* start The input *

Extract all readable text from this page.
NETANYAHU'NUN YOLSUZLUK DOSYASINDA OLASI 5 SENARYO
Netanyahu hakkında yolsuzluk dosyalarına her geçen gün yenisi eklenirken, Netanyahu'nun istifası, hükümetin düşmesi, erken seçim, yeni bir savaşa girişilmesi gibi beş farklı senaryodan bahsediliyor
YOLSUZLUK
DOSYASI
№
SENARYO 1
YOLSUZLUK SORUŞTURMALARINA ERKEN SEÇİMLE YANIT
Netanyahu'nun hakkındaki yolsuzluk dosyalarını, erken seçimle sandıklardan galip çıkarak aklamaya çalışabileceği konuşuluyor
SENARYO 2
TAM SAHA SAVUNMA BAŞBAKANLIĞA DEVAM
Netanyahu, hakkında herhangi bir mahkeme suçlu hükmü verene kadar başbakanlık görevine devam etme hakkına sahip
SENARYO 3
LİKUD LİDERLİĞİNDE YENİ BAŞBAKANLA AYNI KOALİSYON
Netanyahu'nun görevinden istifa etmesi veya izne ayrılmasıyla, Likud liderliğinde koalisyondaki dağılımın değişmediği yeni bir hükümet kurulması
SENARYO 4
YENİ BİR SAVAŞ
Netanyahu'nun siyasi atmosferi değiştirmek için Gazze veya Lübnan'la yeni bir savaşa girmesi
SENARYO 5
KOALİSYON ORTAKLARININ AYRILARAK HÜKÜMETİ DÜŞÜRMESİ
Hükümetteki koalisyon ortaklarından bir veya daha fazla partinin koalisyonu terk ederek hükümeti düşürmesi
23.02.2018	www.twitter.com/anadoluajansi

* end The input *

Task goal ▸ Restate every record exactly, leaving nothing out.

Reply ▸
Extract all readable text from this page.
NETANYAHU'NUN YOLSUZLUK DOSYASINDA OLASI 5 SENARYO
Netanyahu hakkında yolsuzluk dosyalarına her geçen gün yenisi eklenirken, Netanyahu'nun istifası, hükümetin düşmesi, erken seçim, yeni bir savaşa girişilmesi gibi beş farklı senaryodan bahsediliyor
YOLSUZLUK
DOSYASI
№
SENARYO 1
YOLSUZLUK SORUŞTURMALARINA ERKEN SEÇİMLE YANIT
Netanyahu'nun hakkındaki yolsuzluk dosyalarını, erken seçimle sandıklardan galip çıkarak aklamaya çalışabileceği konuşuluyor
SENARYO 2
TAM SAHA SAVUNMA BAŞBAKANLIĞA DEVAM
Netanyahu, hakkında herhangi bir mahkeme suçlu hükmü verene kadar başbakanlık görevine devam etme hakkına sahip
SENARYO 3
LİKUD LİDERLİĞİNDE YENİ BAŞBAKANLA AYNI KOALİSYON
Netanyahu'nun görevinden istifa etmesi veya izne ayrılmasıyla, Likud liderliğinde koalisyondaki dağılımın değişmediği yeni bir hükümet kurulması
SENARYO 4
YENİ BİR SAVAŞ
Netanyahu'nun siyasi atmosferi değiştirmek için Gazze veya Lübnan'la yeni bir savaşa girmesi
SENARYO 5
KOALİSYON ORTAKLARININ AYRILARAK HÜKÜMETİ DÜŞÜRMESİ
Hükümetteki koalisyon ortaklarından bir veya daha fazla partinin koalisyonu terk ederek hükümeti düşürmesi
23.02.2018	www.twitter.com/anadoluajansi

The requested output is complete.